** Dataset rows **
====
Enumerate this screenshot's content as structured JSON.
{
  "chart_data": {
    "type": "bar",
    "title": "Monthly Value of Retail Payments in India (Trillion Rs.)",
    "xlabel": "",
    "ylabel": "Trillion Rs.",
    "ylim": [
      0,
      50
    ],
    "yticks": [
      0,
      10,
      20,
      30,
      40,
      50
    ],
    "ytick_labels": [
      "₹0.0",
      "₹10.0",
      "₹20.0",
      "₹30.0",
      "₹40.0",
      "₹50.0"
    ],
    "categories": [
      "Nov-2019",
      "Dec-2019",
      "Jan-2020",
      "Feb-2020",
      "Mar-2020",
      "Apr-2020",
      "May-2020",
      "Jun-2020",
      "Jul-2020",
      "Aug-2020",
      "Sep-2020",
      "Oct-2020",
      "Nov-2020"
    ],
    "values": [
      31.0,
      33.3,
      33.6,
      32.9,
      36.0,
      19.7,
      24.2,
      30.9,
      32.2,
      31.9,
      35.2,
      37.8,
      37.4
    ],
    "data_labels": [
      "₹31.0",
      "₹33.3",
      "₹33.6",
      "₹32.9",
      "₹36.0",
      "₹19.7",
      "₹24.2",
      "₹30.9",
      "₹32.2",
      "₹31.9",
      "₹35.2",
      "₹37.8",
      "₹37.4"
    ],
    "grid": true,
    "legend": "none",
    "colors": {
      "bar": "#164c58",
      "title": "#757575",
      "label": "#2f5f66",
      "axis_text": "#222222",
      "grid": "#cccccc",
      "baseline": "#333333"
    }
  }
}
====
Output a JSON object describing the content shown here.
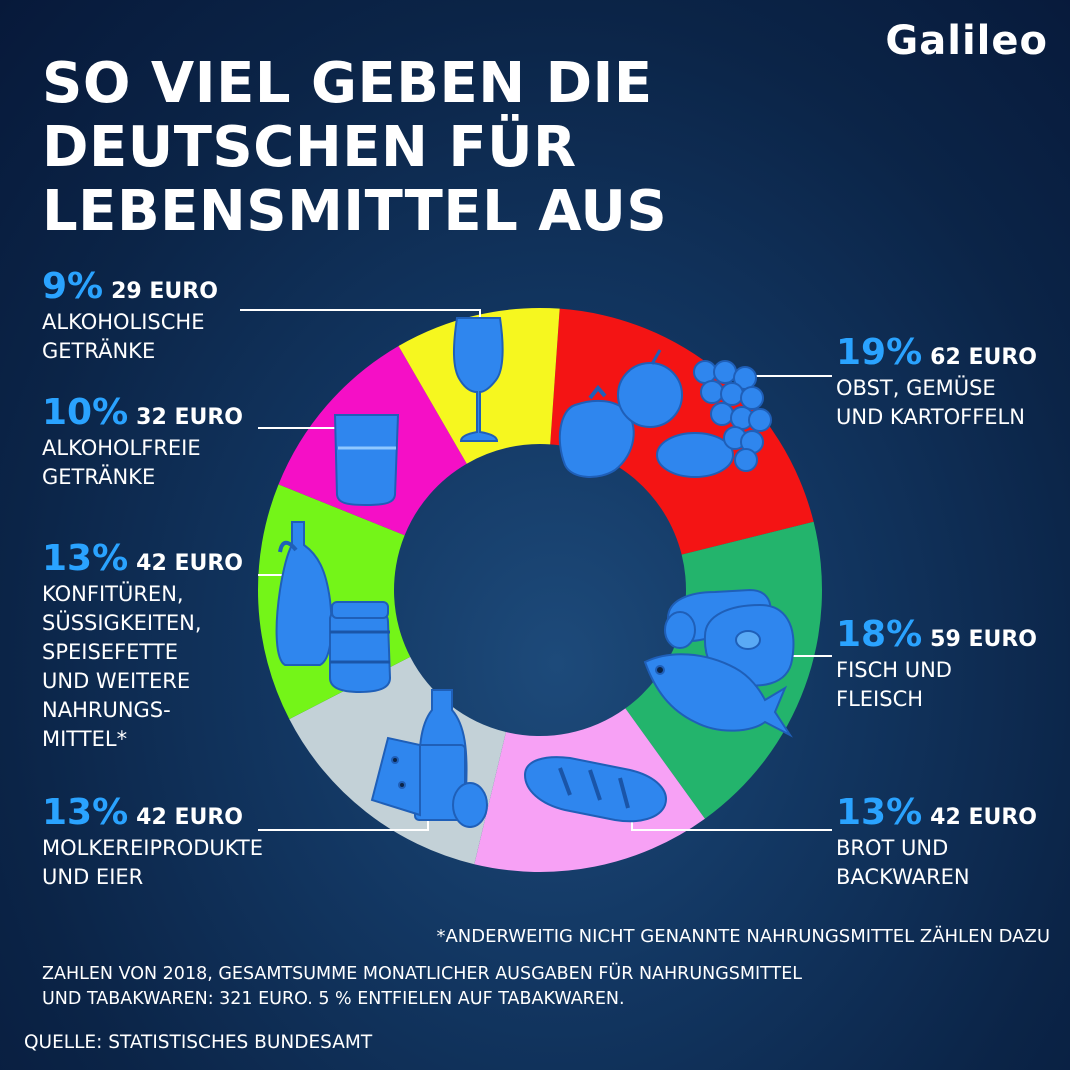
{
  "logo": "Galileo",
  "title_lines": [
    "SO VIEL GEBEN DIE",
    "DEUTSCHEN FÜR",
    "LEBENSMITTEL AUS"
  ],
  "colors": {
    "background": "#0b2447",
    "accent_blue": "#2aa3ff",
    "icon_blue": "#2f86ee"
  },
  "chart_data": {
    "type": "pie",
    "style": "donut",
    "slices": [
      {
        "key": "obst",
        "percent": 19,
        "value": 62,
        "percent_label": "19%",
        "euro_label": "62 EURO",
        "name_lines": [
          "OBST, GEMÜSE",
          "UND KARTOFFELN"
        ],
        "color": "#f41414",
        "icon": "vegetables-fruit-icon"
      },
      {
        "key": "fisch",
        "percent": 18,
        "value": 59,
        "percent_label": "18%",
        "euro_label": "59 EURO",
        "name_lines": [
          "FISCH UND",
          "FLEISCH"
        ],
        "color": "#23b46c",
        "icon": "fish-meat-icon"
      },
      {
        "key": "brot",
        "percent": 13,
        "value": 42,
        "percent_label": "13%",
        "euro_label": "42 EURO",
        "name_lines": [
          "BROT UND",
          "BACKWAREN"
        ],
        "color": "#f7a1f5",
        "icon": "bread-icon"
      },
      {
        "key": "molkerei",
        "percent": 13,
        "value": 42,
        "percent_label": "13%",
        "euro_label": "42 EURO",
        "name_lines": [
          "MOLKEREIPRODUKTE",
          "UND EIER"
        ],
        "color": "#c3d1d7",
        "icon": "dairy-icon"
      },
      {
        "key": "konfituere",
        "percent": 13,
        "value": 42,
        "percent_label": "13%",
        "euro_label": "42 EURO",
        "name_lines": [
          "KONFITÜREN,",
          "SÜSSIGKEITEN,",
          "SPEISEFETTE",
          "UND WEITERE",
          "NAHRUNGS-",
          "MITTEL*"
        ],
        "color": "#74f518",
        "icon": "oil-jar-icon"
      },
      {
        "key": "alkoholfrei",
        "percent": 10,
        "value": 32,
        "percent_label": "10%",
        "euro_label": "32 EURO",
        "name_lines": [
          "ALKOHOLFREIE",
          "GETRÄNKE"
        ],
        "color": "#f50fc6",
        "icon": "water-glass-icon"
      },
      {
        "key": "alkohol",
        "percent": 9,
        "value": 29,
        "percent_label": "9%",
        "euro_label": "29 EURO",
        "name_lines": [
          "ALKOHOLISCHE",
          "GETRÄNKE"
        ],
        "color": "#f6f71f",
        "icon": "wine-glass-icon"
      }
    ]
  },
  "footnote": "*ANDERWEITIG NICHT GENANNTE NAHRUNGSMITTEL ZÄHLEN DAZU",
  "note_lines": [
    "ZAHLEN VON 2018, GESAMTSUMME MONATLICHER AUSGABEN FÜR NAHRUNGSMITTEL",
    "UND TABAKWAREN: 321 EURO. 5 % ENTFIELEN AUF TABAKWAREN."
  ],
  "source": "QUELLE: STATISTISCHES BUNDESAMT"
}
====
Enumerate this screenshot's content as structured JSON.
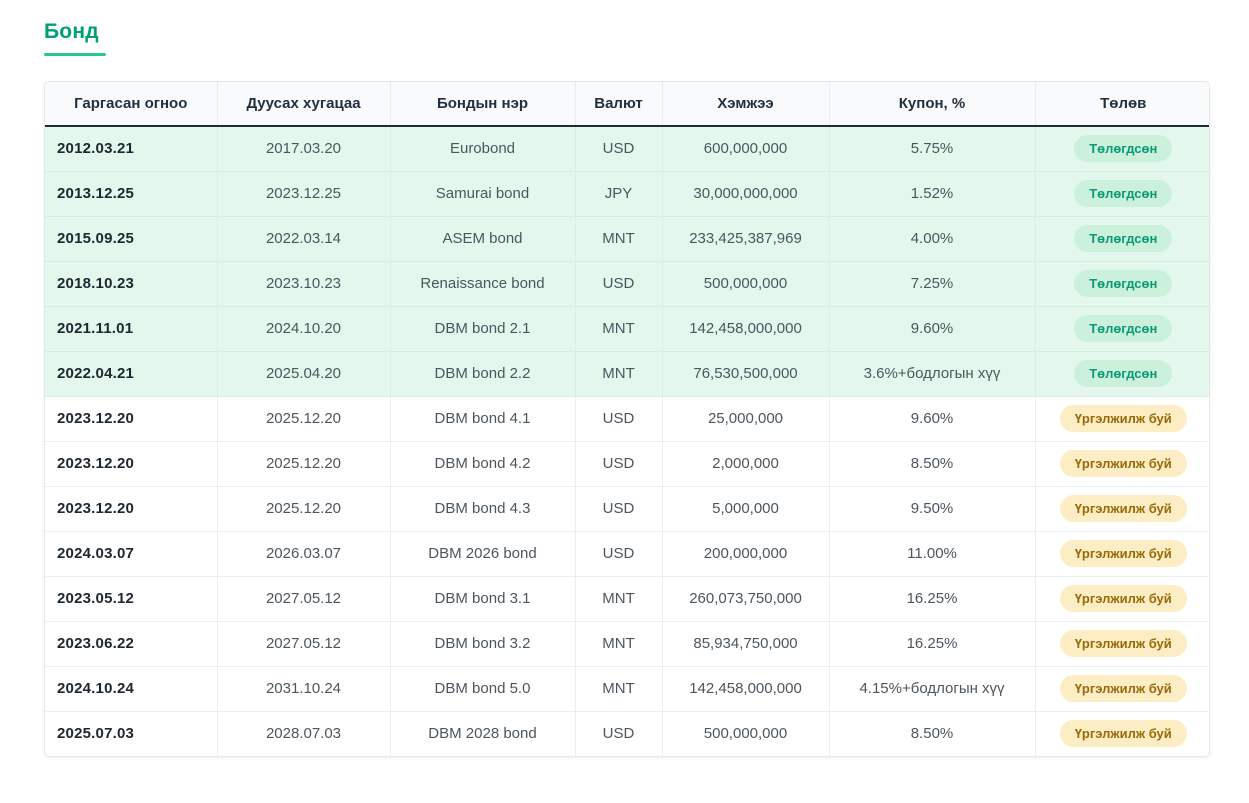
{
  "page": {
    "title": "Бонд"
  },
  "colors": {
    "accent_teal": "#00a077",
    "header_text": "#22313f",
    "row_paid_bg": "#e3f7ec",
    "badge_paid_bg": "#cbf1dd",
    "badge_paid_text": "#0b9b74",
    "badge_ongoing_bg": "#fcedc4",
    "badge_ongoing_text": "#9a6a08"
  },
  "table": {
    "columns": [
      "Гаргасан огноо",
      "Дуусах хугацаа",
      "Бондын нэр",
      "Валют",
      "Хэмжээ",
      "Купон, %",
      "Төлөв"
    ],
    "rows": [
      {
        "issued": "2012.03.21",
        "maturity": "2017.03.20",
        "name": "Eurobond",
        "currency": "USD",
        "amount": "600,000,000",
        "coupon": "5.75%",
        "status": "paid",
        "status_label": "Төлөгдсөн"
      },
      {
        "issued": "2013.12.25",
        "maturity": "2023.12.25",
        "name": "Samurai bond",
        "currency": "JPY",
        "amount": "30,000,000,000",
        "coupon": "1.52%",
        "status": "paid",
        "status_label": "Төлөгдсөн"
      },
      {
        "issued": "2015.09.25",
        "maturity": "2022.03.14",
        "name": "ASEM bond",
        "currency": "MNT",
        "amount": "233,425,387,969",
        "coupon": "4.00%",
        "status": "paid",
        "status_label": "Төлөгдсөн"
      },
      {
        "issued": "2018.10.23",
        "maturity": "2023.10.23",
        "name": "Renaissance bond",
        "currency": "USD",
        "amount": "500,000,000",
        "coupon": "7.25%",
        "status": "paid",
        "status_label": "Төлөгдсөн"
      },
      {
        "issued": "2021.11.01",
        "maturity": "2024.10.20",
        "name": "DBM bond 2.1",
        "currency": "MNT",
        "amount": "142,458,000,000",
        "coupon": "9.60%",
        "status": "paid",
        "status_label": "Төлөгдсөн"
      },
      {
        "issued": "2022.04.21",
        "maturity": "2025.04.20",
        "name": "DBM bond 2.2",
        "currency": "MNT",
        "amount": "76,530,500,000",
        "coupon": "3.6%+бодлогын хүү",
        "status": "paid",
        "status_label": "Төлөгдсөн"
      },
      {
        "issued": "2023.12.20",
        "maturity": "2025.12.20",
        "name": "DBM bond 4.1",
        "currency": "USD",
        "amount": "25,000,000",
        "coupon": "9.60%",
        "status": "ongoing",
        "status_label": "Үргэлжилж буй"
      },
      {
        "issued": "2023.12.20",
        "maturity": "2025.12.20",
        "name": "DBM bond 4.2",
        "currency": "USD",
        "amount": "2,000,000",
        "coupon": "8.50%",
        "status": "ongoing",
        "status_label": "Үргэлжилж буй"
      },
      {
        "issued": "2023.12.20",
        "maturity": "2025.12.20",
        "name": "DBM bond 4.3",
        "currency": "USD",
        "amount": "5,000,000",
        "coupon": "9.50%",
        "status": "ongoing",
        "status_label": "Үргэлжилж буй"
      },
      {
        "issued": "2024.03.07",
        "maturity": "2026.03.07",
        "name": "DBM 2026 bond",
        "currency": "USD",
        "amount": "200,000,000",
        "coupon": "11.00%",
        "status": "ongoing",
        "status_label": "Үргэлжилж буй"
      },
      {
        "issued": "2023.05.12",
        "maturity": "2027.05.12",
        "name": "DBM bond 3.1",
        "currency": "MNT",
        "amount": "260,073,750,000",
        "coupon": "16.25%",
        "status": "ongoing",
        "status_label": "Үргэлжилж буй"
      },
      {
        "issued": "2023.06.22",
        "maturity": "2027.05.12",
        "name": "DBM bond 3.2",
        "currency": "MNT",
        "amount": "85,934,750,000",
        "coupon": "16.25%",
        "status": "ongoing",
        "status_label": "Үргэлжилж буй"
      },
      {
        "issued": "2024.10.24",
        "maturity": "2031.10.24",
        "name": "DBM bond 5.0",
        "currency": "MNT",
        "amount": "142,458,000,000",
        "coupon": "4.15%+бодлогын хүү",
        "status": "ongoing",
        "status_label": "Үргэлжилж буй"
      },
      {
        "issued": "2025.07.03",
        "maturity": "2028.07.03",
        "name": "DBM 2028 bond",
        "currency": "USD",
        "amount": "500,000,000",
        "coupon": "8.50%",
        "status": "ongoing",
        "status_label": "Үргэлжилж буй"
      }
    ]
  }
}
====
** Directive **
In the entries above, find lines with "NAHRUNGSMITTEL" and copy each.

** Exercise answer **
  "footnote": "*ANDERWEITIG NICHT GENANNTE NAHRUNGSMITTEL ZÄHLEN DAZU",
    "ZAHLEN VON 2018, GESAMTSUMME MONATLICHER AUSGABEN FÜR NAHRUNGSMITTEL",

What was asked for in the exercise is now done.